_Required task_. Go through the entries below and collect each line with the string "name" in it.

_Figure record extracts_.
•••

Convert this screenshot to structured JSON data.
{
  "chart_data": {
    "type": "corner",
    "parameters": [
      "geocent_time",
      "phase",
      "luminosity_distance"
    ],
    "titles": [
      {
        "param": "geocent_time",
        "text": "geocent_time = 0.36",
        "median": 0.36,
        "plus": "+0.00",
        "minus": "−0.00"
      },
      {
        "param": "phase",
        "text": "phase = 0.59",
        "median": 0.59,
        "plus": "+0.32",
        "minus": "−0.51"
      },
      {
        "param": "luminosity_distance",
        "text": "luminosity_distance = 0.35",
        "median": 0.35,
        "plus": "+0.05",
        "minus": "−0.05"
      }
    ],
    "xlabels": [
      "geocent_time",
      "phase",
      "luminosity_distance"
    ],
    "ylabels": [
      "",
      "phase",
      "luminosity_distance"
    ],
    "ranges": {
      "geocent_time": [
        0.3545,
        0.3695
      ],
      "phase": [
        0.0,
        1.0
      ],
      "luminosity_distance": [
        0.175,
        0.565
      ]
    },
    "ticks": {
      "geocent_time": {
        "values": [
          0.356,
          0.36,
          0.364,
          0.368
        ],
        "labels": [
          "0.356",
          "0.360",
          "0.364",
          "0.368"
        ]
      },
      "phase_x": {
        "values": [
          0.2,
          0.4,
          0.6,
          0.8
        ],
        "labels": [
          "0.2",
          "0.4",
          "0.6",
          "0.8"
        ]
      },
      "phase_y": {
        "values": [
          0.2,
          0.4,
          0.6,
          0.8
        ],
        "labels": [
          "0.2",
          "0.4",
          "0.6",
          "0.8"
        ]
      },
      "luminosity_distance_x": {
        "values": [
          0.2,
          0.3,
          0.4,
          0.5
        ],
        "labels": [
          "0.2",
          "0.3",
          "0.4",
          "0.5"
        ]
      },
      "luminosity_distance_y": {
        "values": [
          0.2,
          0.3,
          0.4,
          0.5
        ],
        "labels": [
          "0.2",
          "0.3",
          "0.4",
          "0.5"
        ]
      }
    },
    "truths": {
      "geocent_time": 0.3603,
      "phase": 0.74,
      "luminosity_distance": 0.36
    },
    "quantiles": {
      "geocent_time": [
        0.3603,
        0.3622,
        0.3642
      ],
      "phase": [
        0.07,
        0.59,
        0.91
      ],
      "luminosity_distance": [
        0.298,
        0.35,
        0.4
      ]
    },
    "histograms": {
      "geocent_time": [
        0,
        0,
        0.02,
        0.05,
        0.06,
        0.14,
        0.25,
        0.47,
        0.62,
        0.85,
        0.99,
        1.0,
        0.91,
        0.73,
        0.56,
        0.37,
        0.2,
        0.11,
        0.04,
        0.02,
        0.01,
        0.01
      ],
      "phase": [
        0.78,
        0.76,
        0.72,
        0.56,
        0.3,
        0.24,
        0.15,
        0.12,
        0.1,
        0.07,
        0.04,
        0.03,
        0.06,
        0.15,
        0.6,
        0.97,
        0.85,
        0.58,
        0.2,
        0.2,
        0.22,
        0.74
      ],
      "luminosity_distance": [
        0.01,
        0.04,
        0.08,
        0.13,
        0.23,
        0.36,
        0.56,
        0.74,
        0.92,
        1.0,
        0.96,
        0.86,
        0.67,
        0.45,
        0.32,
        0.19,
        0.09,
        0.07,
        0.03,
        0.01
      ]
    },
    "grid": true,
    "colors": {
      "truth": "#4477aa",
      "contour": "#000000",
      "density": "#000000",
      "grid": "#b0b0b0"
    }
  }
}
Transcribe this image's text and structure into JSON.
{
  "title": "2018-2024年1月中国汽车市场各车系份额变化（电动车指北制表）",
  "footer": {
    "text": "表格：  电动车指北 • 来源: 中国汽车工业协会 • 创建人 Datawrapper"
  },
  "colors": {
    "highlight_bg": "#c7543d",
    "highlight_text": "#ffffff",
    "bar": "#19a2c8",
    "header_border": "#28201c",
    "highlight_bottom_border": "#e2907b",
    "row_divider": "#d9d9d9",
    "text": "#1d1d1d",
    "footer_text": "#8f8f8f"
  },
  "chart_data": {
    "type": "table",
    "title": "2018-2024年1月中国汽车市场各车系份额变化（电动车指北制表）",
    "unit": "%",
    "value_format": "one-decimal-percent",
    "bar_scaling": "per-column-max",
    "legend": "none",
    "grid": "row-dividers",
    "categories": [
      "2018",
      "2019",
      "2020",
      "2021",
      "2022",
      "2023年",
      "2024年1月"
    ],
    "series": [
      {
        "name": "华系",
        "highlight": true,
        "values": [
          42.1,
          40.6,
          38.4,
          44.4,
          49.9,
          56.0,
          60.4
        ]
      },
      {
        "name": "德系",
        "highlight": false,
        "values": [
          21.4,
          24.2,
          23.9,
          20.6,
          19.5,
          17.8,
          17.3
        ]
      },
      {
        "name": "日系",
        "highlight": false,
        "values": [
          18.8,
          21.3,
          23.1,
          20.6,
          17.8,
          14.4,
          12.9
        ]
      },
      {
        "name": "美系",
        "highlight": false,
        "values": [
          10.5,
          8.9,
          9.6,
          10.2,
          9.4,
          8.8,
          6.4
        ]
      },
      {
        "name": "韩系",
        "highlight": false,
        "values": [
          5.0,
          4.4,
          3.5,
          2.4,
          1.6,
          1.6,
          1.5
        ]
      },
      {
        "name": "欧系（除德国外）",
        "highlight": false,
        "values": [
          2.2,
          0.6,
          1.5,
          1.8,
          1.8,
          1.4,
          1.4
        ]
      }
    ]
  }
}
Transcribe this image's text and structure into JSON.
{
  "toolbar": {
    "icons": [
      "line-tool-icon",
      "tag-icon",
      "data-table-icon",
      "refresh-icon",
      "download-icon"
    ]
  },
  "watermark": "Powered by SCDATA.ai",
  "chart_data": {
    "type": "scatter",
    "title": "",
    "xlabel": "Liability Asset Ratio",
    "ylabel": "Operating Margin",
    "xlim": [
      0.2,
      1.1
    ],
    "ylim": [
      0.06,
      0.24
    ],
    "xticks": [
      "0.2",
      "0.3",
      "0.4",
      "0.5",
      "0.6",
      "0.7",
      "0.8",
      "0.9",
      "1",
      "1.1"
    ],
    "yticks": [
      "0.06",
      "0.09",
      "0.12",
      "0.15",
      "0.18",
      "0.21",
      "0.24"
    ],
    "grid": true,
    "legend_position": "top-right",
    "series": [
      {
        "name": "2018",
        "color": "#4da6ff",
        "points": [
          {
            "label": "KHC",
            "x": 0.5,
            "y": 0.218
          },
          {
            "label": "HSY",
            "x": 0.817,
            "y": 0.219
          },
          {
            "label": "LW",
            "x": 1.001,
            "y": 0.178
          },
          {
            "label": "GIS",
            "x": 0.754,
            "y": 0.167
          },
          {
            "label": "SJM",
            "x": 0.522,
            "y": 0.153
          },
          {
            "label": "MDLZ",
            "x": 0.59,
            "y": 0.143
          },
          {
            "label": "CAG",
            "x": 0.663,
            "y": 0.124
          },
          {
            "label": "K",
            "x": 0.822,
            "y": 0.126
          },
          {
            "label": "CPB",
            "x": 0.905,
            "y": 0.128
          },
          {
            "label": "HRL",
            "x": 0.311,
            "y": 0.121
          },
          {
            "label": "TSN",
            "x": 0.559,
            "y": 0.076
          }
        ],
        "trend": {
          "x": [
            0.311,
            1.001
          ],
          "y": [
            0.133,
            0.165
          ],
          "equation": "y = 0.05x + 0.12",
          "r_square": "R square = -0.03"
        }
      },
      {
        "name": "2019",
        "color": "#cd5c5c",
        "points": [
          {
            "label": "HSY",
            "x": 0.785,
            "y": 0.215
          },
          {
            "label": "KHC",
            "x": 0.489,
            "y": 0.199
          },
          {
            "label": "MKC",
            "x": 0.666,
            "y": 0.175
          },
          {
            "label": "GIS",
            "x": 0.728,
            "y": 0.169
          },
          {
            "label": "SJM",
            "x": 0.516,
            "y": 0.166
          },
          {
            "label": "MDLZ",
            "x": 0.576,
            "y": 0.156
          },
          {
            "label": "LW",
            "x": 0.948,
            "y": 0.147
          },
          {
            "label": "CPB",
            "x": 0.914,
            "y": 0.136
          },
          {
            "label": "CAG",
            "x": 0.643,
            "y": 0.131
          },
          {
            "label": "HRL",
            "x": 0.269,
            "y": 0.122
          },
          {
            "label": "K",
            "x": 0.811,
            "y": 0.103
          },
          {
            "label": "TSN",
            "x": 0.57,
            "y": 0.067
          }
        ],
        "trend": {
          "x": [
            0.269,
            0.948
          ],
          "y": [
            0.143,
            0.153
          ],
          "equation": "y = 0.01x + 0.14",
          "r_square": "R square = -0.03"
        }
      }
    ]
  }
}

•••

_Problem solution_.
        "name": "华系",
        "name": "德系",
        "name": "日系",
        "name": "美系",
        "name": "韩系",
        "name": "欧系（除德国外）",
        "name": "2018",
        "name": "2019",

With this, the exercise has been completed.